::: Lesetext :::

8. Februar 1971 Haarnetzerlass bei der Bundeswehr gelockert
Auch er wollte dufte aussehen, der deutsche Soldat Anfang der 1970er-Jahre und ließ sich die Haare lang wachsen. Möglich machte das der Haarnetzerlass von Verteidigungsminister Helmut Schmidt. Autorin: Anja Mösing
08. Februar
Mittwoch, 08. Februar 2017
Autor(in): Anja Mösing
Sprecher(in): Johannes Hitzelberger
Illustration: Tobias Kubald
Redaktion: Frank Halbach
Dass Berichte über "Soldaten im Dienst" ein Gefühl von blanker Heiterkeit auslösen - ohne bitteren Beigeschmack - das ist selten. Extrem selten. Normalerweise hört man Berichte über Soldaten, wenn es um traurige Zahlen geht: Wie viele von ihnen sind umgekommen? Wo und auf welche Weise? Oder: Wie viele Soldaten sind zum Schutz, zur Befreiung oder anderen Wohltaten irgendwo einmarschiert?
Dufte sein dürfen
Aber in den wilden 60er- und 70er- Jahren des letzten Jahrhunderts, da gab es Momente, in denen konnte man Zeitungs-, Radio- und Fernsehberichte über deutsche Soldaten noch schmunzelnd genießen. Als es um Modefragen ging. Speziell um Haare.

::: Material :::

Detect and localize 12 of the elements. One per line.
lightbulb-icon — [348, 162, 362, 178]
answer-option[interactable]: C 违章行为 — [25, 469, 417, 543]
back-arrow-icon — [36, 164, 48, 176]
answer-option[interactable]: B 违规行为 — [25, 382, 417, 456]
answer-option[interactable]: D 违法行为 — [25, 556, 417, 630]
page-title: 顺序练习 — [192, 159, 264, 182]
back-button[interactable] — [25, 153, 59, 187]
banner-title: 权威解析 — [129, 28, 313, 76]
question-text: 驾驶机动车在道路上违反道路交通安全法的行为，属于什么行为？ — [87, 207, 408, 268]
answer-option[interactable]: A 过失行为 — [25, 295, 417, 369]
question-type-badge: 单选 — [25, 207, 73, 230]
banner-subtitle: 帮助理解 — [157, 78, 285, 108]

:::

■ Zu erledigen
a) Bitte gib einen Abschnitt aus dem Text über den Haarnetzerlass erneut wieder. Beginne bei den Worten „8. Februar 1971“, höre nach „Wohltaten irgendwo einmarschiert?“ auf und tausche dabei „Verteidigungsminister“ gegen „Bundesminister der Verteidigung“.
b) Schreib den Text über den Haarnetzerlass weiter, angefangen nach seinem letzten Satz.

■ Lösungen
a)
8. Februar 1971 Haarnetzerlass bei der Bundeswehr gelockert
Auch er wollte dufte aussehen, der deutsche Soldat Anfang der 1970er-Jahre und ließ sich die Haare lang wachsen. Möglich machte das der Haarnetzerlass von Bundesminister der Verteidigung Helmut Schmidt. Autorin: Anja Mösing
08. Februar
Mittwoch, 08. Februar 2017
Autor(in): Anja Mösing
Sprecher(in): Johannes Hitzelberger
Illustration: Tobias Kubald
Redaktion: Frank Halbach
Dass Berichte über "Soldaten im Dienst" ein Gefühl von blanker Heiterkeit auslösen - ohne bitteren Beigeschmack - das ist selten. Extrem selten. Normalerweise hört man Berichte über Soldaten, wenn es um traurige Zahlen geht: Wie viele von ihnen sind umgekommen? Wo und auf welche Weise? Oder: Wie viele Soldaten sind zum Schutz, zur Befreiung oder anderen Wohltaten irgendwo einmarschiert?

b)
Genau gesagt, um eine Haarmode, die aus der Jugendszene in die deutsche Bundeswehr hineinwallte: Ob Beatles-, Hippie- oder Rockerszene, wer "up to date" war und "dufte" aussehen wollte - das Adjektiv "cool" war damals noch nicht so gängig - der musste nach dem Zeitgeschmack lange Haare tragen. Sogar Elvis Presley, der als attraktiver amerikanischer Soldat in den 50er- Jahren noch eine Frisur trug, die den direkten Blick auf seine Ohren erlaubte, sogar er ließ seine Haare Anfang der 70er-Jahre über den Hemdkragen kringeln!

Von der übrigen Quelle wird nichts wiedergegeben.